Find the word "name" in the material below and gather every line that contains it.

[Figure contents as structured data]
<<<<

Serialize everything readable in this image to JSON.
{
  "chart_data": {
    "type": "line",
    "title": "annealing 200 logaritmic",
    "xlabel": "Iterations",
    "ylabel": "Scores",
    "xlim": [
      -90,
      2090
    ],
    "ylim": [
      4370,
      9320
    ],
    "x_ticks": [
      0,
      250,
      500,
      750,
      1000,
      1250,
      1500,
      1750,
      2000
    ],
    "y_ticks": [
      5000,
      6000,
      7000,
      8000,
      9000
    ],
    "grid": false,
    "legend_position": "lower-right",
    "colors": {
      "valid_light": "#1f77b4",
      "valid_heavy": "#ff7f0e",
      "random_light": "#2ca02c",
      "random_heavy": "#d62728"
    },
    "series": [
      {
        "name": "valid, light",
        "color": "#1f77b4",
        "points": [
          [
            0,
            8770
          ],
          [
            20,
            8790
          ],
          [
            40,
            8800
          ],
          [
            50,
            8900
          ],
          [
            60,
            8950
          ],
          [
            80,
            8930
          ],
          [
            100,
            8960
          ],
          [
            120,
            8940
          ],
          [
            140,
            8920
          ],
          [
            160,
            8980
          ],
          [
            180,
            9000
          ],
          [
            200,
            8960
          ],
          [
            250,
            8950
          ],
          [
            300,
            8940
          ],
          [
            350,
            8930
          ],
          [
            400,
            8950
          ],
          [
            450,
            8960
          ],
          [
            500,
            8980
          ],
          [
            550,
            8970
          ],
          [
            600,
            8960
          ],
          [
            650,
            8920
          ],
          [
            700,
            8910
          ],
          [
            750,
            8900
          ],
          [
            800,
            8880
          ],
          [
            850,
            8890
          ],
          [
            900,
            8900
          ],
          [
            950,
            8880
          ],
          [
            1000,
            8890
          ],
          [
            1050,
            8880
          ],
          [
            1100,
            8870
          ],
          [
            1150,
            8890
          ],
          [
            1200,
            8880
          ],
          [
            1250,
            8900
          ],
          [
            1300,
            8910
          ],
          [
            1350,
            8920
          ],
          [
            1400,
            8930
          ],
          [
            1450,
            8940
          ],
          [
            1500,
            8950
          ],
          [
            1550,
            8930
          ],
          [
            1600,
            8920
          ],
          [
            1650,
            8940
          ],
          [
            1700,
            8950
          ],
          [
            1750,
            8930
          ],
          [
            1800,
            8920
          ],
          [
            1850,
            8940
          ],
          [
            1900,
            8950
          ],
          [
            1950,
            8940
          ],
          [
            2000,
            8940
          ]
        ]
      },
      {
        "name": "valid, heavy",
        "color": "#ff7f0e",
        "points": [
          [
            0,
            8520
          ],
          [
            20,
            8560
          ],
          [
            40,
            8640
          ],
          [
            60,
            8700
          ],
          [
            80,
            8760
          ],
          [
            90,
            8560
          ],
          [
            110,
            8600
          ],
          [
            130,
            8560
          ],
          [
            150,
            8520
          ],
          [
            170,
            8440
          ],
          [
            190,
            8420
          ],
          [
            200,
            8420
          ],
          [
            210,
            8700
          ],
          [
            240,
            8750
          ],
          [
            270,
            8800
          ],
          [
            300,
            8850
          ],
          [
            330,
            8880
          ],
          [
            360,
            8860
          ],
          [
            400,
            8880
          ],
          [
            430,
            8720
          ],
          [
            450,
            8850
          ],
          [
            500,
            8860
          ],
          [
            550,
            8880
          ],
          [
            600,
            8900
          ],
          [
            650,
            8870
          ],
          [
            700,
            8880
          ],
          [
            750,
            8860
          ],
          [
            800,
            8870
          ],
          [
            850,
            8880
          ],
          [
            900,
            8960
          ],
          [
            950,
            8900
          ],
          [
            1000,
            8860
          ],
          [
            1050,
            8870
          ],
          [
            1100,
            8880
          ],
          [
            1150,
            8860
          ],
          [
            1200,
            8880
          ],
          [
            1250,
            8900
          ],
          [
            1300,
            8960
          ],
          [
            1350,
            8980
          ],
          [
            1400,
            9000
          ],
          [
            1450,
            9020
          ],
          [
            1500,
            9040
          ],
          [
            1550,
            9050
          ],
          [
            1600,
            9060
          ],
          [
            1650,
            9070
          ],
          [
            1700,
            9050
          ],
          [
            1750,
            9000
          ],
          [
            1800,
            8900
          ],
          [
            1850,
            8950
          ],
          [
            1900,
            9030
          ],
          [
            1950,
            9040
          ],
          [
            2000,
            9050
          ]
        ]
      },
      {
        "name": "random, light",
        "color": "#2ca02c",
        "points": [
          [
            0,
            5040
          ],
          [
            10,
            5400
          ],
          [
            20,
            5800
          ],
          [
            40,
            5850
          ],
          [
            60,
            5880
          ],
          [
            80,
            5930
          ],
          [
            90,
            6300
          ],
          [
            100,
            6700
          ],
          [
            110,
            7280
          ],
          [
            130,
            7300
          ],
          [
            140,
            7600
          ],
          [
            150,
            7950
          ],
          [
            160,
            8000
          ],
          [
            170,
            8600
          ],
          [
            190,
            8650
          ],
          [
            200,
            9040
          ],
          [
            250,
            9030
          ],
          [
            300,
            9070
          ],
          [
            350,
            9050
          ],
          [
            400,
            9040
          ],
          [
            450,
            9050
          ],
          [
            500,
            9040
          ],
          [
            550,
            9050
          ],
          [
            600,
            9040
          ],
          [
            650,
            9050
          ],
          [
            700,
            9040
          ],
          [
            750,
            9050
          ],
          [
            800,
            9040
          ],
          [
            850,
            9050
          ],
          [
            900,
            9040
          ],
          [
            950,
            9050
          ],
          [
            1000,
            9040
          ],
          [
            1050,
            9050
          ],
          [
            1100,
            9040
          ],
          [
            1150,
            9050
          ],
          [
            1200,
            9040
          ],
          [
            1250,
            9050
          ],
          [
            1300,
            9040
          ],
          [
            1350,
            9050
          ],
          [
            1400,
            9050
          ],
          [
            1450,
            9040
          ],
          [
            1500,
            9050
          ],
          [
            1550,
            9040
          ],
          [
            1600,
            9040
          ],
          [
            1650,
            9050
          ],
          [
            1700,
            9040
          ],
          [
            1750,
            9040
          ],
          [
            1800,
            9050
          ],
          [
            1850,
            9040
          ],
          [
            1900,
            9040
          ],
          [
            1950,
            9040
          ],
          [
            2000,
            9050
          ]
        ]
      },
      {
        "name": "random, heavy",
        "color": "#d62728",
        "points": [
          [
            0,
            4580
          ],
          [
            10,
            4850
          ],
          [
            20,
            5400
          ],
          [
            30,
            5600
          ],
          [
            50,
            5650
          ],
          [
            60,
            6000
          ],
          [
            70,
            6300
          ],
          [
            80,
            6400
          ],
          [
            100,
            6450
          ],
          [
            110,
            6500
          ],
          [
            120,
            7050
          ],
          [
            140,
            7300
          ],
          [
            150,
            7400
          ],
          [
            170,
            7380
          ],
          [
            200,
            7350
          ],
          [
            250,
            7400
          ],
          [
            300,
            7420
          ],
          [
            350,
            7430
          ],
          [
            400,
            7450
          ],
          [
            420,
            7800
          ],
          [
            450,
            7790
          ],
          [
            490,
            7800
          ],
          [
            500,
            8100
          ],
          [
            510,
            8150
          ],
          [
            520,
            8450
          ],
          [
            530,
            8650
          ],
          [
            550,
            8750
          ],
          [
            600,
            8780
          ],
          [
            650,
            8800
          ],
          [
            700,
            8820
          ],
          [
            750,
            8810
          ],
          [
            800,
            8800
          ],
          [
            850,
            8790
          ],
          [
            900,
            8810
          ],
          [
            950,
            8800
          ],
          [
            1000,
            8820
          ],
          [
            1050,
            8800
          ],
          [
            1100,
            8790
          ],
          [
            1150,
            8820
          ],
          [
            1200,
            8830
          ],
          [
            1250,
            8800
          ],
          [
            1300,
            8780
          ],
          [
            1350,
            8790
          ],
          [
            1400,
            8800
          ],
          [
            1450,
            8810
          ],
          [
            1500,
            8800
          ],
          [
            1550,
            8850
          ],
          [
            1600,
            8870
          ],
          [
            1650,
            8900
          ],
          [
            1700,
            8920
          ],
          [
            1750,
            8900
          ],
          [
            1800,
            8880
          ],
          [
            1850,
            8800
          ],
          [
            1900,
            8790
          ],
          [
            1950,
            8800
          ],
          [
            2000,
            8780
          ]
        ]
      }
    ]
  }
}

>>>>

*Response to the exercise*:
        "name": "valid, light",
        "name": "valid, heavy",
        "name": "random, light",
        "name": "random, heavy",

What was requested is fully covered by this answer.